[Dataset excerpts]

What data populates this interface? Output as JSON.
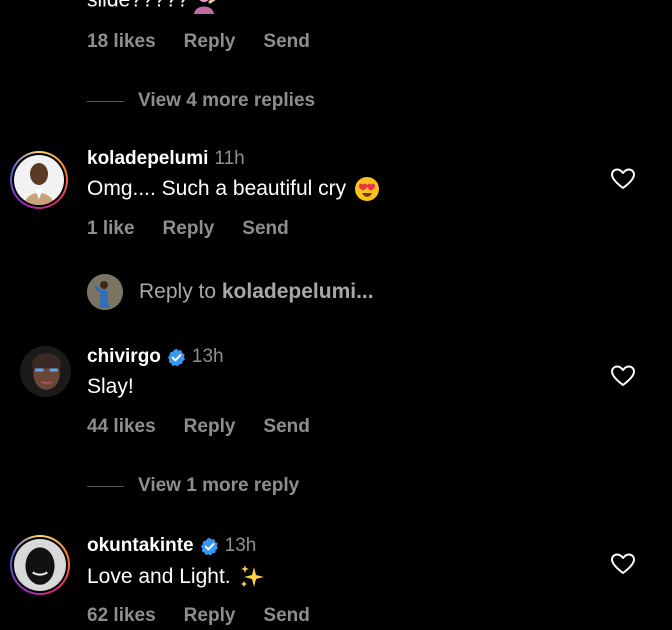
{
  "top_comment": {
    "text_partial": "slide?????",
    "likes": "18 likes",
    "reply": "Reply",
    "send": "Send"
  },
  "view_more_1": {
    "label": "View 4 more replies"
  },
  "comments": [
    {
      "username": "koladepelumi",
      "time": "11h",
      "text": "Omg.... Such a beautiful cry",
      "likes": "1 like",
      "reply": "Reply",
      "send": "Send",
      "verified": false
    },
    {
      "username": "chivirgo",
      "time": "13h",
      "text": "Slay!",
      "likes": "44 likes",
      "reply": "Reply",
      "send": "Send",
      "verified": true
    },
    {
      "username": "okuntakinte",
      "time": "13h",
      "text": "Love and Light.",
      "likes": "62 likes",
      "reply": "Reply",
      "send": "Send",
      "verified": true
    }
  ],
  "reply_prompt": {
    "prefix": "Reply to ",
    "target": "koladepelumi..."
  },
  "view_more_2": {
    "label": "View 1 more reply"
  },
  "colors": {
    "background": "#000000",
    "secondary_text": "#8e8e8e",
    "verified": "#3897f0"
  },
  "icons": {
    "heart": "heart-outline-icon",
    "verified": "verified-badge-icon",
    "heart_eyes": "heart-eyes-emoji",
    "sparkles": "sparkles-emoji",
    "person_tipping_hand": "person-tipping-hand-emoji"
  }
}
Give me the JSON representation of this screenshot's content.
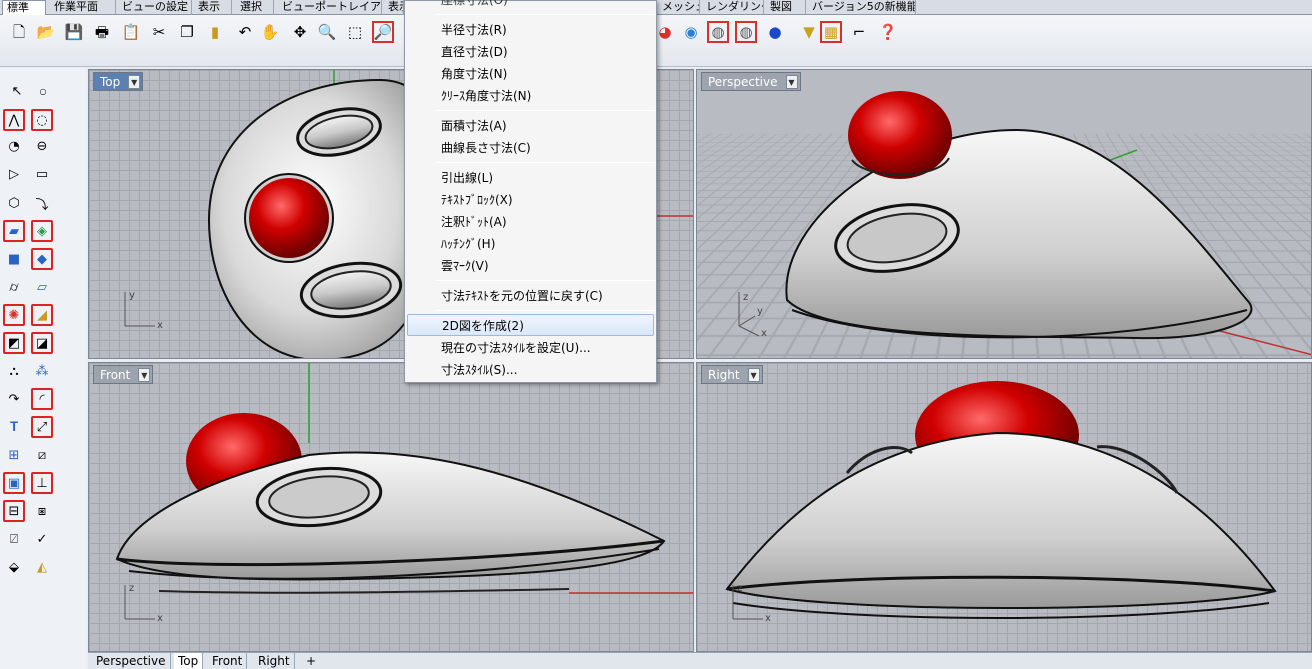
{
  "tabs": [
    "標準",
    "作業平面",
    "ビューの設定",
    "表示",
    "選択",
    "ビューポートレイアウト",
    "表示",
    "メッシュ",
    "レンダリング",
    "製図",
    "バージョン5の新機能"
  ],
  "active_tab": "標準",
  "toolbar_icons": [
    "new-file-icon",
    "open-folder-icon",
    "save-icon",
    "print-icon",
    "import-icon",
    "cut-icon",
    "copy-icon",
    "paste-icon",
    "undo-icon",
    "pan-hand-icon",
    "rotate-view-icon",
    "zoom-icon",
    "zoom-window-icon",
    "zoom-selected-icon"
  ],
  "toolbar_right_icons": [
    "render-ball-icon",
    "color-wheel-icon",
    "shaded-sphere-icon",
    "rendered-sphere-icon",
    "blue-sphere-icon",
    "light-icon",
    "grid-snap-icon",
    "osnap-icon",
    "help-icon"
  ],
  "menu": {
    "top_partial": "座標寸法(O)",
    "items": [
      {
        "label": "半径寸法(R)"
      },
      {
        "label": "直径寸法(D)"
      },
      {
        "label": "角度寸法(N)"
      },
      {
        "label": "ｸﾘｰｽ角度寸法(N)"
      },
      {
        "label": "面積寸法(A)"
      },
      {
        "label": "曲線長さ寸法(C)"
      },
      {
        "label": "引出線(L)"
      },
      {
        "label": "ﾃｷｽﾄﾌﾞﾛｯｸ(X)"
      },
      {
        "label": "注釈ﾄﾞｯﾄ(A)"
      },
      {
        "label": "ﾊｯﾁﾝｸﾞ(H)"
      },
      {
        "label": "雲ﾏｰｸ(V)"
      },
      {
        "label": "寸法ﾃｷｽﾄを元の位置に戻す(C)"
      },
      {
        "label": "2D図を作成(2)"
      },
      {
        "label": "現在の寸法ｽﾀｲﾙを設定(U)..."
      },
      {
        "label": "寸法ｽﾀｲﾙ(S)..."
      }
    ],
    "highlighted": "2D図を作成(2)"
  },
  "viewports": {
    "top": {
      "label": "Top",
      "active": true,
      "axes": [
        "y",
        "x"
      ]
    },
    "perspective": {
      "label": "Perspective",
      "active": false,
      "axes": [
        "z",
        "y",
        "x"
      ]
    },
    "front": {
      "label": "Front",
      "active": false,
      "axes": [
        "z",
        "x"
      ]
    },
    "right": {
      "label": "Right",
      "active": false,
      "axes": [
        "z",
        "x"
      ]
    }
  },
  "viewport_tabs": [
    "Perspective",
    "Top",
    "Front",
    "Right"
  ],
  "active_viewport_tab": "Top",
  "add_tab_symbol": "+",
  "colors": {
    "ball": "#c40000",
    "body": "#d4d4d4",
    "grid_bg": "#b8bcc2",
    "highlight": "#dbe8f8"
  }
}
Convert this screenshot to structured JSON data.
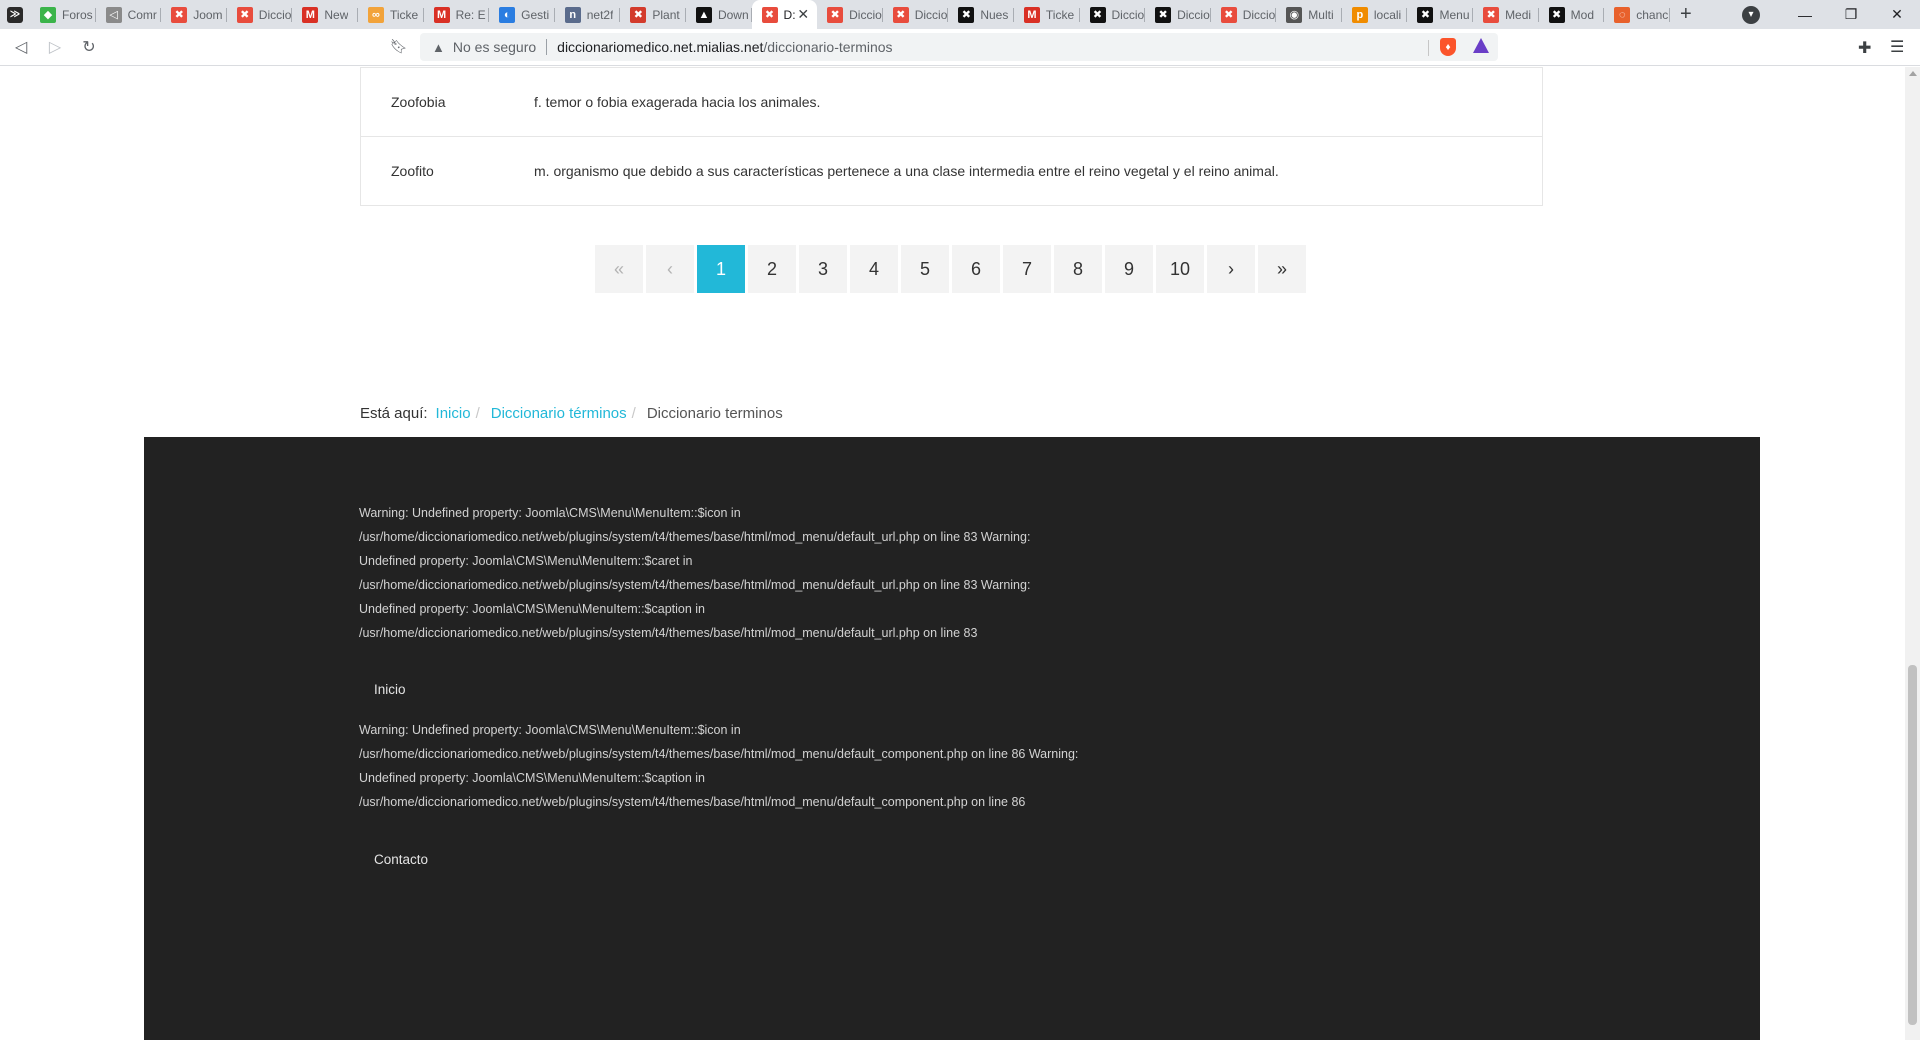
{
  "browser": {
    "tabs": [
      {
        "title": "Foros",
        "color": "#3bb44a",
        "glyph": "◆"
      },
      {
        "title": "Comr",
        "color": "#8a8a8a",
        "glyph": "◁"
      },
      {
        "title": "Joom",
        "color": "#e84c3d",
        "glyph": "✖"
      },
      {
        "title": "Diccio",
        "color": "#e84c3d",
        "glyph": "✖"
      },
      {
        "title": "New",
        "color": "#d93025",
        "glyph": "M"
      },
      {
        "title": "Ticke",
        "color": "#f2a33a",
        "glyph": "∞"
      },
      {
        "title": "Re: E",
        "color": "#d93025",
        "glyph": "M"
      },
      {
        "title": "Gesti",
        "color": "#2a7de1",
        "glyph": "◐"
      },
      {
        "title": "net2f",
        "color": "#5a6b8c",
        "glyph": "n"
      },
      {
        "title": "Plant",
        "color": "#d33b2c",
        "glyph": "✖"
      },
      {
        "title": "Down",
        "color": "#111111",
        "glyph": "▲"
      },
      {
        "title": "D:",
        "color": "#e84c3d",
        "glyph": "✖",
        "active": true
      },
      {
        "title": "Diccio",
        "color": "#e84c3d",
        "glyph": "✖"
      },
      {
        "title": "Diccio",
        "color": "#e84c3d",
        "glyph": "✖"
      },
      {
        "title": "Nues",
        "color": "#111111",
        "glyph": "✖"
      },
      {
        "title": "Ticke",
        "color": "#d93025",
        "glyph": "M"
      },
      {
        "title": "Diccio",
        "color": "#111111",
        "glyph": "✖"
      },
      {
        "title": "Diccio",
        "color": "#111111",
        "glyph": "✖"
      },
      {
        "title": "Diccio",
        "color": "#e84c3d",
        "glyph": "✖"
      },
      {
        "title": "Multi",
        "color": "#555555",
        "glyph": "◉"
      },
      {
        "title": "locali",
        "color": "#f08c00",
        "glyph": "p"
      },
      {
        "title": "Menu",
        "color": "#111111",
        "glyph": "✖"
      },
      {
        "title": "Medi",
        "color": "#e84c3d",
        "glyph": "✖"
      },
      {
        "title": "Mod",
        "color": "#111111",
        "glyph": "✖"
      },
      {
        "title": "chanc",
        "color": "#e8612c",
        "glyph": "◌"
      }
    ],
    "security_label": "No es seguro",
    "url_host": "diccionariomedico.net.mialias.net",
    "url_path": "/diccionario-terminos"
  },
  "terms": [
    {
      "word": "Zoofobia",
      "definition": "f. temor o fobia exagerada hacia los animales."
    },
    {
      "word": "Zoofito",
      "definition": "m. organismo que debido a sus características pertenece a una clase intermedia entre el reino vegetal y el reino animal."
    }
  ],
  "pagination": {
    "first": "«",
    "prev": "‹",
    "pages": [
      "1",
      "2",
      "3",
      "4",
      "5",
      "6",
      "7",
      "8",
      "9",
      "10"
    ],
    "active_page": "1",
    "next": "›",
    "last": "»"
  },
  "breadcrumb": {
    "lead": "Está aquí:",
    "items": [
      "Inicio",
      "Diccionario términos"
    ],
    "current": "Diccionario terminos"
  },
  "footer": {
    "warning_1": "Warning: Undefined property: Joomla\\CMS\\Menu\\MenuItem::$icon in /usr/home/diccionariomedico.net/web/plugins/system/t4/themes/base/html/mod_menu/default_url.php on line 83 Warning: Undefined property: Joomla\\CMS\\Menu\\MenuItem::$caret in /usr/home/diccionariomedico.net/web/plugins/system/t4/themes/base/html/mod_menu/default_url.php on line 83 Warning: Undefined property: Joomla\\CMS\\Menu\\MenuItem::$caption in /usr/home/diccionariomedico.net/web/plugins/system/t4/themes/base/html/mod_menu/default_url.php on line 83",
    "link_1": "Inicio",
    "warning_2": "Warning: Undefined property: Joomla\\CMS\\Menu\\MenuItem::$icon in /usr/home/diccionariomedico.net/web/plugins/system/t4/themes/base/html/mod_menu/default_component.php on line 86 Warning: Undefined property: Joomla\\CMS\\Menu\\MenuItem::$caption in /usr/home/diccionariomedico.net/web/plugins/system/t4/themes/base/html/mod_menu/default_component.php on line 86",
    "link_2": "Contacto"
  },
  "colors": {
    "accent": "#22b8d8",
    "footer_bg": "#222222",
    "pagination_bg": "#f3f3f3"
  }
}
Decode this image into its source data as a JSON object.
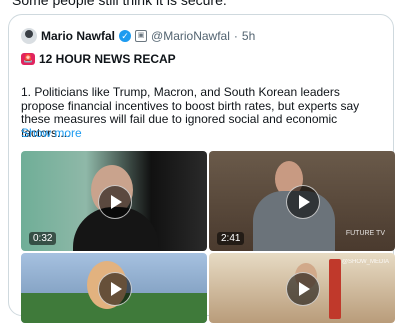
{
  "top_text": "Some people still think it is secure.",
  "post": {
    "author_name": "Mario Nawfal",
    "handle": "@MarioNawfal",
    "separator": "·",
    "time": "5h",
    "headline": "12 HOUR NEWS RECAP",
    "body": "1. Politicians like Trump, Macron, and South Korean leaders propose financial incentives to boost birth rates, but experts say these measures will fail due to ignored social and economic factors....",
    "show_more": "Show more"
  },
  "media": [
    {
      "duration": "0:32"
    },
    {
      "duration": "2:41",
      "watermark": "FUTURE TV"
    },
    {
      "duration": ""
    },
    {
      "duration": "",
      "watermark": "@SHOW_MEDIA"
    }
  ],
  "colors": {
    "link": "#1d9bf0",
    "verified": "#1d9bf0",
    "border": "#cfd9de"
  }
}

GOAL OF THE EXERCISE:
Show the lines from the data above that contain the string "true".

COMPLETED EXERCISE:
      "verified": true
      "verified": true
      "active": true,
        "active": true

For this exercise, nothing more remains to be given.